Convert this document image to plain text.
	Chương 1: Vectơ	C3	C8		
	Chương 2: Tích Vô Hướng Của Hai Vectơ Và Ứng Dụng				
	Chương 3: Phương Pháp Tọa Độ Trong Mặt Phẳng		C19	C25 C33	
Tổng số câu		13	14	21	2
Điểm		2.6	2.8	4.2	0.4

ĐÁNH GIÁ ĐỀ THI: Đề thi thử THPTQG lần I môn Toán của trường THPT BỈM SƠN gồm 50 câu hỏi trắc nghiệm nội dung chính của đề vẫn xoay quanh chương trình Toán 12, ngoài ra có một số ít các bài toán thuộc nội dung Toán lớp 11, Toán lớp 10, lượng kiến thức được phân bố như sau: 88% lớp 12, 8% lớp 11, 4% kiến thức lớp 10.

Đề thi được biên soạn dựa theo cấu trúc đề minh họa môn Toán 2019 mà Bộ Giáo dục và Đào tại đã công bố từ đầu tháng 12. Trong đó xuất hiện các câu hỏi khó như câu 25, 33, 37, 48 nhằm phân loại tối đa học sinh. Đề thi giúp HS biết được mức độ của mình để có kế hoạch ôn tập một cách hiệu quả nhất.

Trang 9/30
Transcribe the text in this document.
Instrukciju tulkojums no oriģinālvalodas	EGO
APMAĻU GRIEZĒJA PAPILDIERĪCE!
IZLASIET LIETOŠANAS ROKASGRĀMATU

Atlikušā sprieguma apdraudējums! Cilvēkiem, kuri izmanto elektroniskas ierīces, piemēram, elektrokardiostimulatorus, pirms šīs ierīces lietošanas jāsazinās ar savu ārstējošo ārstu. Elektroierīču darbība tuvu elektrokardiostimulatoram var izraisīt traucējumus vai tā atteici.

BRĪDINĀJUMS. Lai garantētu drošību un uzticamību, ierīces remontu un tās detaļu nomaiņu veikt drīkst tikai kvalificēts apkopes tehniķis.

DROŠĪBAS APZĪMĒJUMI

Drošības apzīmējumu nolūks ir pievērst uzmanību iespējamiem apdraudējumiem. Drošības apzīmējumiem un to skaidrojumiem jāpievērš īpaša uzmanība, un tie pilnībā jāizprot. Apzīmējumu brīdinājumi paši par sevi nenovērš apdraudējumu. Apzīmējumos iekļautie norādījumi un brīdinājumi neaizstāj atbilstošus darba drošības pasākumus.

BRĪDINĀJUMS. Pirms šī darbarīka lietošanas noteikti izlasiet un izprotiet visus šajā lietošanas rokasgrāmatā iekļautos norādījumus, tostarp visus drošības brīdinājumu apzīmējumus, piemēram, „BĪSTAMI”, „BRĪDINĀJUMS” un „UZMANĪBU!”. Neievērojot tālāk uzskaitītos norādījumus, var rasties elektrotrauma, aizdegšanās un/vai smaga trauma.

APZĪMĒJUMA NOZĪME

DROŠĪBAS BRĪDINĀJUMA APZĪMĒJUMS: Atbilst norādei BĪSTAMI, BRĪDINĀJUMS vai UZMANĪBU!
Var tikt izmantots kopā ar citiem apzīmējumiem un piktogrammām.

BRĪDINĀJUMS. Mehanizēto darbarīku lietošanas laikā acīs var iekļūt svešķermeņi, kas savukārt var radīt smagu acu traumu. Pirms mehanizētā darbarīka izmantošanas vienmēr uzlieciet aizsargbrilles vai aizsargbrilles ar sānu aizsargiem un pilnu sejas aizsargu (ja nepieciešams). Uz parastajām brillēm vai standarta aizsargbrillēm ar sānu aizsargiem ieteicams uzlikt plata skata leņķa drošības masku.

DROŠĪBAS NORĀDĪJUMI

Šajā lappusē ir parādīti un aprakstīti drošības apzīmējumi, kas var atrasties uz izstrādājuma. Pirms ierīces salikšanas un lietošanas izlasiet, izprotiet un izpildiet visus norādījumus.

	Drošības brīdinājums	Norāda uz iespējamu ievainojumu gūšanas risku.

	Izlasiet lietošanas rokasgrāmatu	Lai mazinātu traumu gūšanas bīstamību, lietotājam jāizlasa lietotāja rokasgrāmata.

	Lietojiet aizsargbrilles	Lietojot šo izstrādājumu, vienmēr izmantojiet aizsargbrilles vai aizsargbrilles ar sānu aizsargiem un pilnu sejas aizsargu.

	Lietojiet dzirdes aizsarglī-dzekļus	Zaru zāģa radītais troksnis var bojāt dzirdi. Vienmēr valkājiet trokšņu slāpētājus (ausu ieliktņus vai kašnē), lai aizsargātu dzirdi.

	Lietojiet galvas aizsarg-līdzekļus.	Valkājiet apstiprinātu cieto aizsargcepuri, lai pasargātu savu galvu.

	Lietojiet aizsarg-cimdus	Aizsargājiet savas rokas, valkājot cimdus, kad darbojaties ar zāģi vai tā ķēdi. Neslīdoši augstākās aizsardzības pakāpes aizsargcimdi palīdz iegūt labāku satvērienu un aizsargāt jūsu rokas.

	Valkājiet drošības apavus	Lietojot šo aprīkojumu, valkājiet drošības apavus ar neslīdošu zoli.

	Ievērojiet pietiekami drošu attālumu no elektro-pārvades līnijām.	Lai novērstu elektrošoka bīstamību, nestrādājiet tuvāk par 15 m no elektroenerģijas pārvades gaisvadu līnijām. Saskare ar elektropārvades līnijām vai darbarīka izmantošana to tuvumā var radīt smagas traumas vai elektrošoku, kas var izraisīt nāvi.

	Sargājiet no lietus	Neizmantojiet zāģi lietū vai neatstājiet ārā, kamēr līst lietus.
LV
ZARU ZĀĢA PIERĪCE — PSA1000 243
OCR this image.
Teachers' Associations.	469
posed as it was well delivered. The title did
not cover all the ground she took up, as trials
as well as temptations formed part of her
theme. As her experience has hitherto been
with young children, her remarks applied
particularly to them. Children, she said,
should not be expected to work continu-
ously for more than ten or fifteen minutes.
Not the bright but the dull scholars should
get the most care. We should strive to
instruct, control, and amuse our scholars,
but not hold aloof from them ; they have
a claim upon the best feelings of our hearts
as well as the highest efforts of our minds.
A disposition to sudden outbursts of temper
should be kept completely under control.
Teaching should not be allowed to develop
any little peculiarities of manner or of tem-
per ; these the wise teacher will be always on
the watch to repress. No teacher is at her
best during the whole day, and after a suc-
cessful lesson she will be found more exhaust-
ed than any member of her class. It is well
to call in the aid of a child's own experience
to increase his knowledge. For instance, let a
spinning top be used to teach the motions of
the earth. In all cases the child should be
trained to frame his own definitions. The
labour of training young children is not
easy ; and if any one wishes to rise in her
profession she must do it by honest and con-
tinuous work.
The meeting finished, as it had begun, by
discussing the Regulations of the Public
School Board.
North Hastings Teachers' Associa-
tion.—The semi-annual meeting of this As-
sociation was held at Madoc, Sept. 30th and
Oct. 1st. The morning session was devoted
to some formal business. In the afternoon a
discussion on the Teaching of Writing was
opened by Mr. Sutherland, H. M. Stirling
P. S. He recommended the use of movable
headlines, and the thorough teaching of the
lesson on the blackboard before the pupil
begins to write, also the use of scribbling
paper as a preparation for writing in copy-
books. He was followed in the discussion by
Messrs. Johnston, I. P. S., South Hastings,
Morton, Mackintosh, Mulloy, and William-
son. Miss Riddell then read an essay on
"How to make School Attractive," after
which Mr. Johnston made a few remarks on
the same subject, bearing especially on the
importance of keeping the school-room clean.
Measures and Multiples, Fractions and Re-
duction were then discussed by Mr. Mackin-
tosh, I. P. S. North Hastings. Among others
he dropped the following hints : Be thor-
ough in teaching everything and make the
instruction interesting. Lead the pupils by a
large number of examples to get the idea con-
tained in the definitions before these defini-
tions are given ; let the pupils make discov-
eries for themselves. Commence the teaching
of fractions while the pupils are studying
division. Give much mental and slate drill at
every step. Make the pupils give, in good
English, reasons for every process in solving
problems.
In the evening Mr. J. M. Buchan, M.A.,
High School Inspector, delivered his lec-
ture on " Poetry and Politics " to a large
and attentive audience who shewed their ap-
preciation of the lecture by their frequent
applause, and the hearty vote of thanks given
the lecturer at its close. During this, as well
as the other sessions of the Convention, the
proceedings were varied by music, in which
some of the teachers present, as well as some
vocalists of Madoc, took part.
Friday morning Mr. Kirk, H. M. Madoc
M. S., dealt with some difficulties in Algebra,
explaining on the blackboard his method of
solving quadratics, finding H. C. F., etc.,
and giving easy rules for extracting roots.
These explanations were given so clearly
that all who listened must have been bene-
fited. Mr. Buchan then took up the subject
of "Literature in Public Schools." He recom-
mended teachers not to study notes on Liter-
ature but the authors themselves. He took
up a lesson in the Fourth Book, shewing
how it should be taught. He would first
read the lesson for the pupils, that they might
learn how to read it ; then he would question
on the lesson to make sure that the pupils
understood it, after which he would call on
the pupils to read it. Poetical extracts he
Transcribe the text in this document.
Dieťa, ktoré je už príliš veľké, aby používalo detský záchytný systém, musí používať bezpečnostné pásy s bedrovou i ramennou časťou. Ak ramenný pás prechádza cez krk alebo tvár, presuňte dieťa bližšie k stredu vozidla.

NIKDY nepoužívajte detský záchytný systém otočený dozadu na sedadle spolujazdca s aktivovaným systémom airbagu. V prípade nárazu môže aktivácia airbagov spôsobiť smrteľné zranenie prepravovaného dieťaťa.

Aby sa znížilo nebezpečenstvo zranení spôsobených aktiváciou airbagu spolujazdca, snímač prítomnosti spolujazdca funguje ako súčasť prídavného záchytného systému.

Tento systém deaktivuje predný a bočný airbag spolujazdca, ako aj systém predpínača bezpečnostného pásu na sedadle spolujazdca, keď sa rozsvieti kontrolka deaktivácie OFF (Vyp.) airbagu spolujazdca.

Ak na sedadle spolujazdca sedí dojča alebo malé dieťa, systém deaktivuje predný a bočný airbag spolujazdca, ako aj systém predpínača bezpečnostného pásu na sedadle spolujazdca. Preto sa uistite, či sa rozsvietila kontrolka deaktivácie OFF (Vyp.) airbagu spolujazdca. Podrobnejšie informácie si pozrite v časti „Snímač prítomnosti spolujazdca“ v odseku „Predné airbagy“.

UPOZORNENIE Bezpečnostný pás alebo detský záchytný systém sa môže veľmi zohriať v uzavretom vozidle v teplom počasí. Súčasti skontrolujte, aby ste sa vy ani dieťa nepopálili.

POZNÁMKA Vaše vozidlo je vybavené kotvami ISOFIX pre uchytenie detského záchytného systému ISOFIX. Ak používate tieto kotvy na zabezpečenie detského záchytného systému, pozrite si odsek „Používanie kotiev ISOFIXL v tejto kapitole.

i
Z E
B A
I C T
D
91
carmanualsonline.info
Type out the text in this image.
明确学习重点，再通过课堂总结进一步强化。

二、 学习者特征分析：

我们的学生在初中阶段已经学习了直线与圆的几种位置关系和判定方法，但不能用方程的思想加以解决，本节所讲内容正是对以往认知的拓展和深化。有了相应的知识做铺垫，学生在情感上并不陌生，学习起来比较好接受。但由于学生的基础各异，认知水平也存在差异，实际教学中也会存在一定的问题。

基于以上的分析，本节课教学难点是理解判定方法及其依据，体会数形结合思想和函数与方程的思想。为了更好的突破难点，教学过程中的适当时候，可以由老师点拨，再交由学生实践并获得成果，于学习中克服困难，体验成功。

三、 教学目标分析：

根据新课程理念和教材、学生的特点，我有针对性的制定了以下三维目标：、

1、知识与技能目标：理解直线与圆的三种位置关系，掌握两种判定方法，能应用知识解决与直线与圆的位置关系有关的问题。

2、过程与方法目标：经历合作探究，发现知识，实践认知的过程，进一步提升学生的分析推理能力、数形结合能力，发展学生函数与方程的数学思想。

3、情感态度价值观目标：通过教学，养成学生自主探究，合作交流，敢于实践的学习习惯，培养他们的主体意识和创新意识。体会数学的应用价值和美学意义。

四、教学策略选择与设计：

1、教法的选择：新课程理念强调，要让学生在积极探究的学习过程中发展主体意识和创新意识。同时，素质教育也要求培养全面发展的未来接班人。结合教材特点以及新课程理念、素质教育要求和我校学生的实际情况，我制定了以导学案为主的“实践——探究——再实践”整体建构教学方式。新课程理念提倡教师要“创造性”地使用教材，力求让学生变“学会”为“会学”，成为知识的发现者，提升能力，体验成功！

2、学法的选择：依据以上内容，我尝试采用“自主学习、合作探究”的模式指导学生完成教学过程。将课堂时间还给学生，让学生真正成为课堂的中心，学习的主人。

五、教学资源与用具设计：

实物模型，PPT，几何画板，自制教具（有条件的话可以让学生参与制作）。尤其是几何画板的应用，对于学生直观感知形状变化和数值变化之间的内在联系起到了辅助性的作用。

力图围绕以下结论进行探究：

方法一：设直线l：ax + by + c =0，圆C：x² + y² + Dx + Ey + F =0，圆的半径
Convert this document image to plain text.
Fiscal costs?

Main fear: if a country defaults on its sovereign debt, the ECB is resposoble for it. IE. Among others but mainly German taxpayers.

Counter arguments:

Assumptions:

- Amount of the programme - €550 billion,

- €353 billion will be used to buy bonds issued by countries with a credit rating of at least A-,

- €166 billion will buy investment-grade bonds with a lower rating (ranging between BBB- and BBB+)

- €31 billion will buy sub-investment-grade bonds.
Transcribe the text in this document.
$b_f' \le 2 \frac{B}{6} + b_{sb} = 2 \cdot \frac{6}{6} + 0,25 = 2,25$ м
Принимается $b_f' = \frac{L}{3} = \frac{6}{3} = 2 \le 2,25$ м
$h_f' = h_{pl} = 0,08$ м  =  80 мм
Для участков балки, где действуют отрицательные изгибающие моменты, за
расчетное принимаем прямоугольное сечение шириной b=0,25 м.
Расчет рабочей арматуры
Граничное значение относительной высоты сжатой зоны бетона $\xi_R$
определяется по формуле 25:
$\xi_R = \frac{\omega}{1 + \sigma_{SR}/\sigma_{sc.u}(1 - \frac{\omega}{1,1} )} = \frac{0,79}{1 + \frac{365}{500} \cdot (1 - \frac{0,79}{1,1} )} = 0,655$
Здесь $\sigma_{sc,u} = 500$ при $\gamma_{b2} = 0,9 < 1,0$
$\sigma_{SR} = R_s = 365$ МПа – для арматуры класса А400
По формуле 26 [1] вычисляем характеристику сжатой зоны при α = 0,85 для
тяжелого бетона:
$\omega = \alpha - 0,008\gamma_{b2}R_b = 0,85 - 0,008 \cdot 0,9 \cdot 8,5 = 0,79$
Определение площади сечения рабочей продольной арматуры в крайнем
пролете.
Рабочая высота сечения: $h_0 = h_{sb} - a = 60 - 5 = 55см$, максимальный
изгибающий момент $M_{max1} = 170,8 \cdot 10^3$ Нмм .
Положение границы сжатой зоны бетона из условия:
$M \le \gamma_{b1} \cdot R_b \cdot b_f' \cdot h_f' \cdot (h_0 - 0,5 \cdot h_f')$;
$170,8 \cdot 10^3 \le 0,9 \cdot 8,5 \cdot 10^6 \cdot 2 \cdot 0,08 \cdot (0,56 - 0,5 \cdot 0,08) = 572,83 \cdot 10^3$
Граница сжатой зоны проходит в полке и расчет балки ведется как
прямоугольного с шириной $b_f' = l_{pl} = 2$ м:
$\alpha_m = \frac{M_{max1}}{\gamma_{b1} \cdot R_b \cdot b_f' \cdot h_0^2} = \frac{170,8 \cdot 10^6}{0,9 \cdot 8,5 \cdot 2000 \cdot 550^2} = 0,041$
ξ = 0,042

⁂

- **Requirement**
Say how many lines of the data hold the string "must". Reply with the number alone.

- **Task result**
2